Dataset extract:
—————

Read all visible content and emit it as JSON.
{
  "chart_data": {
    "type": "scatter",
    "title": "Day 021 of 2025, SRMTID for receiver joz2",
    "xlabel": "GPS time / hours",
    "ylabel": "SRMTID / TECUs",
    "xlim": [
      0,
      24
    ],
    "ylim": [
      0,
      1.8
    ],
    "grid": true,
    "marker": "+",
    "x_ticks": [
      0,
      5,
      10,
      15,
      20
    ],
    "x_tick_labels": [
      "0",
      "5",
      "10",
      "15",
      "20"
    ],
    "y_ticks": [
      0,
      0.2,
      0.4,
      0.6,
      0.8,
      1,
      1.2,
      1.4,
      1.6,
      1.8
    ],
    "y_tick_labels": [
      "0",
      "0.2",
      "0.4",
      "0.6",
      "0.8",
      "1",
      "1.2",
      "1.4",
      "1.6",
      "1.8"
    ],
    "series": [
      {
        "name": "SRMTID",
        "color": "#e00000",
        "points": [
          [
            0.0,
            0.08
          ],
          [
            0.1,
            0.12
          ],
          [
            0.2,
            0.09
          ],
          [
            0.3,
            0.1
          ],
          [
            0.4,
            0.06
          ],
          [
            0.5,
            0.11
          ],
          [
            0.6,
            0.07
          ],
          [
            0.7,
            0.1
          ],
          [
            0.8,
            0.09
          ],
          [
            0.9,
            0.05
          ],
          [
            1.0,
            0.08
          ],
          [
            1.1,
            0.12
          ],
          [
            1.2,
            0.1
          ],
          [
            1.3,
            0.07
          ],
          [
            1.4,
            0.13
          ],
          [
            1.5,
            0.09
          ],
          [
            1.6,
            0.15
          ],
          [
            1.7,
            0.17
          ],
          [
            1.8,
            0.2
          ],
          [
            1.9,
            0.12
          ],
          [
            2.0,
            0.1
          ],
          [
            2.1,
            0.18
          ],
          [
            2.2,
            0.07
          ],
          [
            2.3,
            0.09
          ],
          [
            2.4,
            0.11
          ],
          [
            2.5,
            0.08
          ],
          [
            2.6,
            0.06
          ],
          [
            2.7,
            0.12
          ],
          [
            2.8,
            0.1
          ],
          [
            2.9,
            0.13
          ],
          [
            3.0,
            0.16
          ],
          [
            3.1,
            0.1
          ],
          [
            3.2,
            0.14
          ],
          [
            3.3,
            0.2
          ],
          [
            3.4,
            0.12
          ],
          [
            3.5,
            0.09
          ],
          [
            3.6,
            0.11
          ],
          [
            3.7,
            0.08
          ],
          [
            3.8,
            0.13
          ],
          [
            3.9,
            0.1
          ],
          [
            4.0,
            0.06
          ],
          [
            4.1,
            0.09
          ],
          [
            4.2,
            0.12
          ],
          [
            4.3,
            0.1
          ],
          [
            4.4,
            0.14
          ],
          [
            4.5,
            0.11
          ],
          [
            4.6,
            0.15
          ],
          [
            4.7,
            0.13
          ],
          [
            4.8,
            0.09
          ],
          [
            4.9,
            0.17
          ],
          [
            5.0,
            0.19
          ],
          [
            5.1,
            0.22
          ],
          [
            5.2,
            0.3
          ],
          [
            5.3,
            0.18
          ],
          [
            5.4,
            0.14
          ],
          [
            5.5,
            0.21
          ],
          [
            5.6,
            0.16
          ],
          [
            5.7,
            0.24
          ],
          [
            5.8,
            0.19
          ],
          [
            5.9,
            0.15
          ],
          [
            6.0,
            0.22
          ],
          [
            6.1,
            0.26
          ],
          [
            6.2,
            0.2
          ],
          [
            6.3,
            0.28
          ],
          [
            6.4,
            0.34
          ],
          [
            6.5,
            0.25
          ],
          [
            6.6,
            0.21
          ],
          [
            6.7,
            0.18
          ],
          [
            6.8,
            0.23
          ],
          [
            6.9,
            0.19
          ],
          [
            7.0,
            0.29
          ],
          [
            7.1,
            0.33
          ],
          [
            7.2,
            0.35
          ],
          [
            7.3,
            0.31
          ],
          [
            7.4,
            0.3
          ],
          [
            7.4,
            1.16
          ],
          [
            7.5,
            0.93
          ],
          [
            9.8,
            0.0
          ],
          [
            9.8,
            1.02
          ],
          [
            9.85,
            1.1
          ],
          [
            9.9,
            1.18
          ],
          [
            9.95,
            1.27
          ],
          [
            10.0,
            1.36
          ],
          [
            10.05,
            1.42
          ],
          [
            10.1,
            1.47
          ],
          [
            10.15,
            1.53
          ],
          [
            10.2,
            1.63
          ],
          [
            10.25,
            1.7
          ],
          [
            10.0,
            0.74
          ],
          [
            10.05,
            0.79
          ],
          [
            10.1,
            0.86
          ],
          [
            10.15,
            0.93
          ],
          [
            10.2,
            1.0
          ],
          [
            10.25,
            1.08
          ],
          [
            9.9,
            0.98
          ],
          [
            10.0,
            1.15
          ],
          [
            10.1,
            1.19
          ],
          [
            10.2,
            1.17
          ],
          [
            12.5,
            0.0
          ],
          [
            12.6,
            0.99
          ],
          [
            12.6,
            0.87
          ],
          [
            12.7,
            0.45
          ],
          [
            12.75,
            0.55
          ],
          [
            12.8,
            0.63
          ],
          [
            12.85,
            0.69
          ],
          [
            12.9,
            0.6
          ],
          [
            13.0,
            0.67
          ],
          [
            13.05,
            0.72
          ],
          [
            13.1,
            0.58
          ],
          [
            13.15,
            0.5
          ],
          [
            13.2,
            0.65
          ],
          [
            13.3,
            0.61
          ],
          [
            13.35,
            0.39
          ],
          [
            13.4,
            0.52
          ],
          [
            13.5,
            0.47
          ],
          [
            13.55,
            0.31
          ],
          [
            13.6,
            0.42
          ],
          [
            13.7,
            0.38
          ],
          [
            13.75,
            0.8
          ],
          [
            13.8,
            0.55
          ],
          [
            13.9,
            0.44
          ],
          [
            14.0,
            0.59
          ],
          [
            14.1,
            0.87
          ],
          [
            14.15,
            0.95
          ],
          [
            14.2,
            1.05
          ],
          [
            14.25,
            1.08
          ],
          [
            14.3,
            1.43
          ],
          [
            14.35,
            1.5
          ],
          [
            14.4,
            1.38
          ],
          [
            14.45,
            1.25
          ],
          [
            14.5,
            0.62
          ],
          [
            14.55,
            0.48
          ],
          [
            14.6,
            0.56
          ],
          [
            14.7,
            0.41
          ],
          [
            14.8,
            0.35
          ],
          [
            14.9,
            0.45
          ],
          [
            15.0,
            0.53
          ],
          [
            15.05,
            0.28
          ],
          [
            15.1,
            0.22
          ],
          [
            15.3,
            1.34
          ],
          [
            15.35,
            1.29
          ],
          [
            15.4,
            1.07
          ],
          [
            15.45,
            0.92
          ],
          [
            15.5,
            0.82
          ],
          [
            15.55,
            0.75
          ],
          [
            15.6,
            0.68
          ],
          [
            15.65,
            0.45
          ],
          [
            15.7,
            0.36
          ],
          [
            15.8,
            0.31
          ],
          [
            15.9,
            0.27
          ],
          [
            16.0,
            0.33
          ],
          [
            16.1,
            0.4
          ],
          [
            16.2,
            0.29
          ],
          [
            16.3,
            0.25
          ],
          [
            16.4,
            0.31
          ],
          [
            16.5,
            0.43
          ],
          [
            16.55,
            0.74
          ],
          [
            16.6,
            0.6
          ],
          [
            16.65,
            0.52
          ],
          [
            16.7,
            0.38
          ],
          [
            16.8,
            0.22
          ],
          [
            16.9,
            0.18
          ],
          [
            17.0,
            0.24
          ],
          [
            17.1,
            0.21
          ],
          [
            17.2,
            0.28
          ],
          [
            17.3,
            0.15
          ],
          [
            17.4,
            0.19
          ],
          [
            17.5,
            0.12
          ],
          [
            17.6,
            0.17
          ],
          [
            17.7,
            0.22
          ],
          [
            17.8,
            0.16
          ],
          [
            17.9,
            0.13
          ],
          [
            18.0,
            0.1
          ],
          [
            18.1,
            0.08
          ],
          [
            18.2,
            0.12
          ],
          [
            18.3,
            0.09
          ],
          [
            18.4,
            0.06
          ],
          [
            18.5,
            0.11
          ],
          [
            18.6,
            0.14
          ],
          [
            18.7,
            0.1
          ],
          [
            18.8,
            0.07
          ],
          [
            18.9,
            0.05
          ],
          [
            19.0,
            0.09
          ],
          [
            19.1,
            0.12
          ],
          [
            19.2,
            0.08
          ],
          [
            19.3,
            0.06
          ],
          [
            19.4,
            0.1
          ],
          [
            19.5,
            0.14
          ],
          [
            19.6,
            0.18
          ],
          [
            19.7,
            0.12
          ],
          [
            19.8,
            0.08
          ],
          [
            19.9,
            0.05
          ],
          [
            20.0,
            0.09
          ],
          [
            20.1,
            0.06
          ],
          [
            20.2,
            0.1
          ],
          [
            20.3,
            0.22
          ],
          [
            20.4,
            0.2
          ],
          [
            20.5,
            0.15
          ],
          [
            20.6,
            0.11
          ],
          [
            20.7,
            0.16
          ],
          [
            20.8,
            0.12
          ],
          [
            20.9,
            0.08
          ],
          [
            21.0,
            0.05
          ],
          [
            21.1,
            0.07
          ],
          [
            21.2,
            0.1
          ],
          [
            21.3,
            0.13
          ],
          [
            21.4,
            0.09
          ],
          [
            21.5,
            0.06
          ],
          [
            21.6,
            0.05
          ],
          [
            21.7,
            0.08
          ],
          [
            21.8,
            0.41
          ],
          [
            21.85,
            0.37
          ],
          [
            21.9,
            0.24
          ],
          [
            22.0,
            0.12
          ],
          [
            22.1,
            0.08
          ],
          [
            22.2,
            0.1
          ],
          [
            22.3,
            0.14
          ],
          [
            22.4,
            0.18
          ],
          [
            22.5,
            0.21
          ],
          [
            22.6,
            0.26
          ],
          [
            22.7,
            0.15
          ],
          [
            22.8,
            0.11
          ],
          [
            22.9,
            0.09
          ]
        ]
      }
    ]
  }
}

—————

Written instruction:
Show all lines in the entries above where the string "SRMTID" appears.

Problem solution:
    "title": "Day 021 of 2025, SRMTID for receiver joz2",
    "ylabel": "SRMTID / TECUs",
        "name": "SRMTID",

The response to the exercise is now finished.